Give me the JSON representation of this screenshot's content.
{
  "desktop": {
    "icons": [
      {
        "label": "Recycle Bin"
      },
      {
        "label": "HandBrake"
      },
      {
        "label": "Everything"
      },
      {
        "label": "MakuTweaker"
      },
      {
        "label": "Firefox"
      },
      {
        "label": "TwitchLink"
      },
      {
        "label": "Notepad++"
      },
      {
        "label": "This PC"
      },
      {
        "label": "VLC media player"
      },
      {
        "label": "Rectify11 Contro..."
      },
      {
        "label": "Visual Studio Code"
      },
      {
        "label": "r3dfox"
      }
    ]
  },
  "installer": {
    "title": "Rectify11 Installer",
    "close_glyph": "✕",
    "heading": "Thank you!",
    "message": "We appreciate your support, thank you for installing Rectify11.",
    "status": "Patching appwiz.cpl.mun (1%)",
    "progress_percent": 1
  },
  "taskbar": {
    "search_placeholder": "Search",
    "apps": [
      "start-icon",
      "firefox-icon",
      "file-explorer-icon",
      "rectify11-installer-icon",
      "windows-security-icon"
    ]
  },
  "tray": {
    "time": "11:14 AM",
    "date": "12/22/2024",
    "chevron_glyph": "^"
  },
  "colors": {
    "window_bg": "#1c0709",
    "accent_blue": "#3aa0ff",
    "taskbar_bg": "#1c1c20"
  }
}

# [Task instructions]
Extract the full set of entries word for word.

# [Complete output]
Give me the JSON representation of this screenshot's content.
{
  "desktop": {
    "icons": [
      {
        "label": "Recycle Bin"
      },
      {
        "label": "HandBrake"
      },
      {
        "label": "Everything"
      },
      {
        "label": "MakuTweaker"
      },
      {
        "label": "Firefox"
      },
      {
        "label": "TwitchLink"
      },
      {
        "label": "Notepad++"
      },
      {
        "label": "This PC"
      },
      {
        "label": "VLC media player"
      },
      {
        "label": "Rectify11 Contro..."
      },
      {
        "label": "Visual Studio Code"
      },
      {
        "label": "r3dfox"
      }
    ]
  },
  "installer": {
    "title": "Rectify11 Installer",
    "close_glyph": "✕",
    "heading": "Thank you!",
    "message": "We appreciate your support, thank you for installing Rectify11.",
    "status": "Patching appwiz.cpl.mun (1%)",
    "progress_percent": 1
  },
  "taskbar": {
    "search_placeholder": "Search",
    "apps": [
      "start-icon",
      "firefox-icon",
      "file-explorer-icon",
      "rectify11-installer-icon",
      "windows-security-icon"
    ]
  },
  "tray": {
    "time": "11:14 AM",
    "date": "12/22/2024",
    "chevron_glyph": "^"
  },
  "colors": {
    "window_bg": "#1c0709",
    "accent_blue": "#3aa0ff",
    "taskbar_bg": "#1c1c20"
  }
}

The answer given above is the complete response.